Read the records below and copy each line that contains "LECTURA".
+-------+
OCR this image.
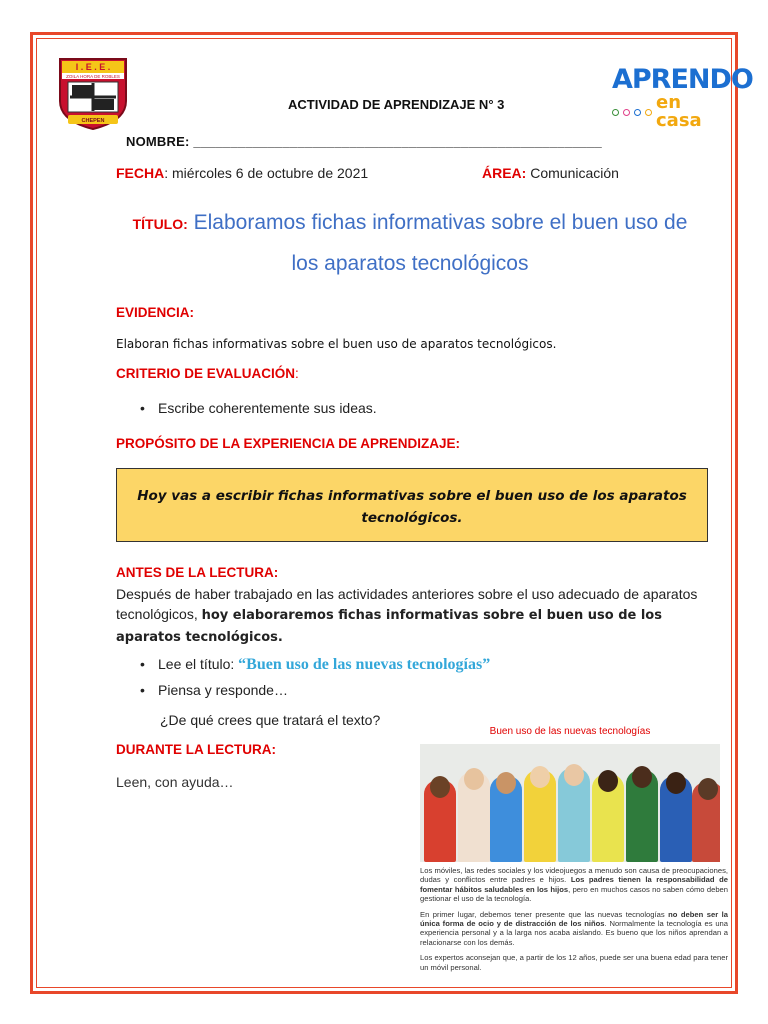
I . E . E .
ZOILA HORA DE ROBLES
CHEPEN
APRENDO
en casa
ACTIVIDAD DE APRENDIZAJE N° 3
NOMBRE: _______________________________________________________
FECHA: miércoles 6 de octubre de 2021	ÁREA: Comunicación
TÍTULO: Elaboramos fichas informativas sobre el buen uso de
los aparatos tecnológicos
EVIDENCIA:
Elaboran fichas informativas sobre el buen uso de aparatos tecnológicos.
CRITERIO DE EVALUACIÓN:
• Escribe coherentemente sus ideas.
PROPÓSITO DE LA EXPERIENCIA DE APRENDIZAJE:
Hoy vas a escribir fichas informativas sobre el buen uso de los aparatos
tecnológicos.
ANTES DE LA LECTURA:
Después de haber trabajado en las actividades anteriores sobre el uso adecuado de aparatos tecnológicos, hoy elaboraremos fichas informativas sobre el buen uso de los aparatos tecnológicos.
• Lee el título: “Buen uso de las nuevas tecnologías”
• Piensa y responde…
¿De qué crees que tratará el texto?
DURANTE LA LECTURA:
Leen, con ayuda…
Buen uso de las nuevas tecnologías

Los móviles, las redes sociales y los videojuegos a menudo son causa de preocupaciones, dudas y conflictos entre padres e hijos. Los padres tienen la responsabilidad de fomentar hábitos saludables en los hijos, pero en muchos casos no saben cómo deben gestionar el uso de la tecnología.

En primer lugar, debemos tener presente que las nuevas tecnologías no deben ser la única forma de ocio y de distracción de los niños. Normalmente la tecnología es una experiencia personal y a la larga nos acaba aislando. Es bueno que los niños aprendan a relacionarse con los demás.

Los expertos aconsejan que, a partir de los 12 años, puede ser una buena edad para tener un móvil personal.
+-------+
** Answer to this exercise **
ANTES DE LA LECTURA:
DURANTE LA LECTURA:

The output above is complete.